- _AVAILABLE DATA_:
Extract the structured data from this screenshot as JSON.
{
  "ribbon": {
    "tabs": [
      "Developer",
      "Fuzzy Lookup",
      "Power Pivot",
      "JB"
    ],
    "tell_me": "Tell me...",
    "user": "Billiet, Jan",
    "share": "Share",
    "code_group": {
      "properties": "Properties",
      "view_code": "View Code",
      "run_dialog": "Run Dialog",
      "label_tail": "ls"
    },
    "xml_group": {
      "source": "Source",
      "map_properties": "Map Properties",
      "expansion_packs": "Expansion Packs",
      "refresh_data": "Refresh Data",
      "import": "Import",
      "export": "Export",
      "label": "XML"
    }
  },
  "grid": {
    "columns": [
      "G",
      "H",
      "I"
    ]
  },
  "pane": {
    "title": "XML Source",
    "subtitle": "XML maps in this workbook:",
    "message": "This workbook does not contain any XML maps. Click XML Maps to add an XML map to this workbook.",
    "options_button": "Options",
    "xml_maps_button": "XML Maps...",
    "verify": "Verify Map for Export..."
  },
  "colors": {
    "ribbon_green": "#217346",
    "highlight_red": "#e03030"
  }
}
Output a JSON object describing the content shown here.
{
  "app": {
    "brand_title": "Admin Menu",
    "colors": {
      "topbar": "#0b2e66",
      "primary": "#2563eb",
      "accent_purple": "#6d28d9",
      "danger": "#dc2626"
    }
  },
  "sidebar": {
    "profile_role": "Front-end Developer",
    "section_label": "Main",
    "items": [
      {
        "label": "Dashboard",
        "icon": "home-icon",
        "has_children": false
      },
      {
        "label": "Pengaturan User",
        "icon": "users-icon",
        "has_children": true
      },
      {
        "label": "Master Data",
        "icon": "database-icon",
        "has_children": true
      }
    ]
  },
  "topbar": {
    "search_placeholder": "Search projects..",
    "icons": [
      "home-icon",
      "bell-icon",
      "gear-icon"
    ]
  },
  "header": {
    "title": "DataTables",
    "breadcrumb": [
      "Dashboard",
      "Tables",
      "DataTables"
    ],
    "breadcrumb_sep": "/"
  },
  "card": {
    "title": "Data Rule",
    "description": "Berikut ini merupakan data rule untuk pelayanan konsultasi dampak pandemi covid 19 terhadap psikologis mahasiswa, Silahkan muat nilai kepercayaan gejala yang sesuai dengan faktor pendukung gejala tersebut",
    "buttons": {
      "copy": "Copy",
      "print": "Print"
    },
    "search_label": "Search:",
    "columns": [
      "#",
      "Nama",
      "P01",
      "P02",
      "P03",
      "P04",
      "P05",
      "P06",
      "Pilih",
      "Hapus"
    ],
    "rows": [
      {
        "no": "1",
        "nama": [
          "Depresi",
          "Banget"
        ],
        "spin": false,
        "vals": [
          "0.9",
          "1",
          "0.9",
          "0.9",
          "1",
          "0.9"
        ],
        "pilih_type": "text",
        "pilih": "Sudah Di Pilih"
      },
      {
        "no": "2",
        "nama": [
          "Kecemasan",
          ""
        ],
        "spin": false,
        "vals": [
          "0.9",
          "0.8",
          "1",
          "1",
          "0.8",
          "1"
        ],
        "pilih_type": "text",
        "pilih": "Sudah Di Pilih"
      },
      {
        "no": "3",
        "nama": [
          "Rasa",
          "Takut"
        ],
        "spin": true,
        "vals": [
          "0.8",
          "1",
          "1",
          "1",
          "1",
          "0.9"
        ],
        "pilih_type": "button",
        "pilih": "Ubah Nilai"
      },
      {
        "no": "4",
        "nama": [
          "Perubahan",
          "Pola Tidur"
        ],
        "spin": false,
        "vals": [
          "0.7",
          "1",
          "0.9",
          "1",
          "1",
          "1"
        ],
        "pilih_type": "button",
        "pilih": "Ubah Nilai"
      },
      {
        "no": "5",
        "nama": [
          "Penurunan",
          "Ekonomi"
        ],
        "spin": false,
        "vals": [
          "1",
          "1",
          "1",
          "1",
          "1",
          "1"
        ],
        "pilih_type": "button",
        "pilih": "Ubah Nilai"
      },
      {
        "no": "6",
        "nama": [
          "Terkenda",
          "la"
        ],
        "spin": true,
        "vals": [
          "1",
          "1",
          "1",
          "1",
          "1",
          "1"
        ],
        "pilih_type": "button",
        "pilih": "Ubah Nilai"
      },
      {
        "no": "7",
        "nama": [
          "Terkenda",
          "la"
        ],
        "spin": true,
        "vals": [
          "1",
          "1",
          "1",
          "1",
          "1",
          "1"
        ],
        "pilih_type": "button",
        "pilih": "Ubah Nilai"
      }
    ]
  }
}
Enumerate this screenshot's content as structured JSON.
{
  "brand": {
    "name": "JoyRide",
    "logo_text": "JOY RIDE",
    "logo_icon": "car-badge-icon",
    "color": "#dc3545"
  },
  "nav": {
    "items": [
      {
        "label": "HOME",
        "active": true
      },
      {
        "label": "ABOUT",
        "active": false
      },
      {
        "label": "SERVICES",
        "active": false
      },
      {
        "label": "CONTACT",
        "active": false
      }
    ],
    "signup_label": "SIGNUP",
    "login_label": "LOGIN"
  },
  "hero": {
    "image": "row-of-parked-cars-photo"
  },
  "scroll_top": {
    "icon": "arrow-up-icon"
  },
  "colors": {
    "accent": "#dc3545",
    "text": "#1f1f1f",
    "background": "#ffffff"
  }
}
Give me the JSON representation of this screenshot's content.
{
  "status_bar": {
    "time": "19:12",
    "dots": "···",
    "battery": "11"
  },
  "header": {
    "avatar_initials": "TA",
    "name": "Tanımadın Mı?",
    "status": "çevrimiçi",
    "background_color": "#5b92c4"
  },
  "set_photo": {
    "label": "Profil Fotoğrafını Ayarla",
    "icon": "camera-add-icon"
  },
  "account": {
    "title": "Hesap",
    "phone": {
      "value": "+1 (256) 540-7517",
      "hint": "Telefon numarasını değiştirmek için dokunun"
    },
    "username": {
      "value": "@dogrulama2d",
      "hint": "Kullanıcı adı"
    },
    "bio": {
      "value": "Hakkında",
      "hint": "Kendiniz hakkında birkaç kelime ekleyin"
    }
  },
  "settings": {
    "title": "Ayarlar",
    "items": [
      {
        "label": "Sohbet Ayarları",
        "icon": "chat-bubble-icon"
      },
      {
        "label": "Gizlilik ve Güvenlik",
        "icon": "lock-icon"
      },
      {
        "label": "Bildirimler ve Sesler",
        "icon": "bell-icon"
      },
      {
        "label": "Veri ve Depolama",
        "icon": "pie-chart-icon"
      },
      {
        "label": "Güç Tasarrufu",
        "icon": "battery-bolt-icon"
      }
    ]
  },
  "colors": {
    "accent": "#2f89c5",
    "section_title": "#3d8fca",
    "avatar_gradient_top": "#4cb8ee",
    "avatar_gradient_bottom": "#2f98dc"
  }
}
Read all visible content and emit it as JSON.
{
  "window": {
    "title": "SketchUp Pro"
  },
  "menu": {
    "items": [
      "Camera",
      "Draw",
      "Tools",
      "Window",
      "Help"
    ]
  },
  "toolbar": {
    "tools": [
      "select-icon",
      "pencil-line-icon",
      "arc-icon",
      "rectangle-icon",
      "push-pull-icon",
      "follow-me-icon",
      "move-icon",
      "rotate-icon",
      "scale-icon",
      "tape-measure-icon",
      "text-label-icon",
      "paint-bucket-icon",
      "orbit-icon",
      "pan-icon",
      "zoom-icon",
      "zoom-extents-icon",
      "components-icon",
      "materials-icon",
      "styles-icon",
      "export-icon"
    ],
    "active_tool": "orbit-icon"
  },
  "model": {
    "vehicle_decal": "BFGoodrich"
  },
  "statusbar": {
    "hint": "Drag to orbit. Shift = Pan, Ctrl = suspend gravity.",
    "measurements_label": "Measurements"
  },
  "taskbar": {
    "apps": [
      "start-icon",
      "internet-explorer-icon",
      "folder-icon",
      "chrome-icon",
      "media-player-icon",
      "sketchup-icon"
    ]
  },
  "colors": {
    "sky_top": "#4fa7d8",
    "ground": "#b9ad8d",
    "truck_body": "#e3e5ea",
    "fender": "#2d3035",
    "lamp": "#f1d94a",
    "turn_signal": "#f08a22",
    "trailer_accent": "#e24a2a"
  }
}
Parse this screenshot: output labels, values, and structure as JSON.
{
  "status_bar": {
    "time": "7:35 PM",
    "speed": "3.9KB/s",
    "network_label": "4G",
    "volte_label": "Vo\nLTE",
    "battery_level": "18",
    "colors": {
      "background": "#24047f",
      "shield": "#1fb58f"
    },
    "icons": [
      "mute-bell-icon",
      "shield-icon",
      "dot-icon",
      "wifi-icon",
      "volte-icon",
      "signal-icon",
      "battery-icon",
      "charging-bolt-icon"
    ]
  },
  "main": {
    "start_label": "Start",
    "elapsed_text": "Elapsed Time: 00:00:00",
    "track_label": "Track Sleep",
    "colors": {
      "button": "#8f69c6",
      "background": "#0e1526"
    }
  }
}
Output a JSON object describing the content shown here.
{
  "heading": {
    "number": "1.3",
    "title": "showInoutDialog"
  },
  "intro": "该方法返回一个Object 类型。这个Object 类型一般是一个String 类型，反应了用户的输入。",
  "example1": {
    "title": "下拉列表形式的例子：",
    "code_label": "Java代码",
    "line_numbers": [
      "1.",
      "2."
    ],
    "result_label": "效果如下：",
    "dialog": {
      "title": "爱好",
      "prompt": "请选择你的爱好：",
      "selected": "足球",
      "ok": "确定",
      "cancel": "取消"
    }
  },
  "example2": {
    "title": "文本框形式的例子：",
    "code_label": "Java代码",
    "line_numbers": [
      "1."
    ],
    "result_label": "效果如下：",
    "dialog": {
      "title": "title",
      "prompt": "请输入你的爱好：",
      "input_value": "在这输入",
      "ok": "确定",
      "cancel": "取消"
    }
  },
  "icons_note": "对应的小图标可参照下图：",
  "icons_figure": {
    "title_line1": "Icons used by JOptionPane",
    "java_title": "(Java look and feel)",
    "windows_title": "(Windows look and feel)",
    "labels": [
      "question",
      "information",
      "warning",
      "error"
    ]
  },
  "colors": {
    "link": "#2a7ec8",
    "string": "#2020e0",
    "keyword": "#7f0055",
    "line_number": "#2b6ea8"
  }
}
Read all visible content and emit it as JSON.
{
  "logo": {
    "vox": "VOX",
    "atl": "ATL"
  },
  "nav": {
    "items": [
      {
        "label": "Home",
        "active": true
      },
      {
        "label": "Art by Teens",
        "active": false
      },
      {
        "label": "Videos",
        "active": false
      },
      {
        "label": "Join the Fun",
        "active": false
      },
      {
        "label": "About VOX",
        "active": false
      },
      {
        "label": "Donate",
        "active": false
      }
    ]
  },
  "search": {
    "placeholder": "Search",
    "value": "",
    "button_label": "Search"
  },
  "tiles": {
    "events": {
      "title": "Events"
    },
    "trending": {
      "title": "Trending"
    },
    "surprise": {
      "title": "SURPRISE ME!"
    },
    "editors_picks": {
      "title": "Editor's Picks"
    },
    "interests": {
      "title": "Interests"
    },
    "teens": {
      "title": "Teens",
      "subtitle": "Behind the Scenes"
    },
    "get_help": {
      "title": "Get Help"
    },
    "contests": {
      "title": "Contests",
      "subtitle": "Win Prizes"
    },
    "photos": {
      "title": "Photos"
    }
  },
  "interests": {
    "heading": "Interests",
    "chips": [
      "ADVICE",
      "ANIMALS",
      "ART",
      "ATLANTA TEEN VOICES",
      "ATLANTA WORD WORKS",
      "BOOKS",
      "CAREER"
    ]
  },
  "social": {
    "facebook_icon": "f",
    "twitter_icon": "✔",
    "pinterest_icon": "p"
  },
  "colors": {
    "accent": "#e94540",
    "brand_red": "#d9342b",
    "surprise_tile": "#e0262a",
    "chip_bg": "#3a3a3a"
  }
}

- _GOAL OF THE EXERCISE_: Only lines with "orbit" are wanted here; list each of them.

- _SOLUTION FOR THIS TASK_:
      "orbit-icon",
    "active_tool": "orbit-icon"
    "hint": "Drag to orbit. Shift = Pan, Ctrl = suspend gravity.",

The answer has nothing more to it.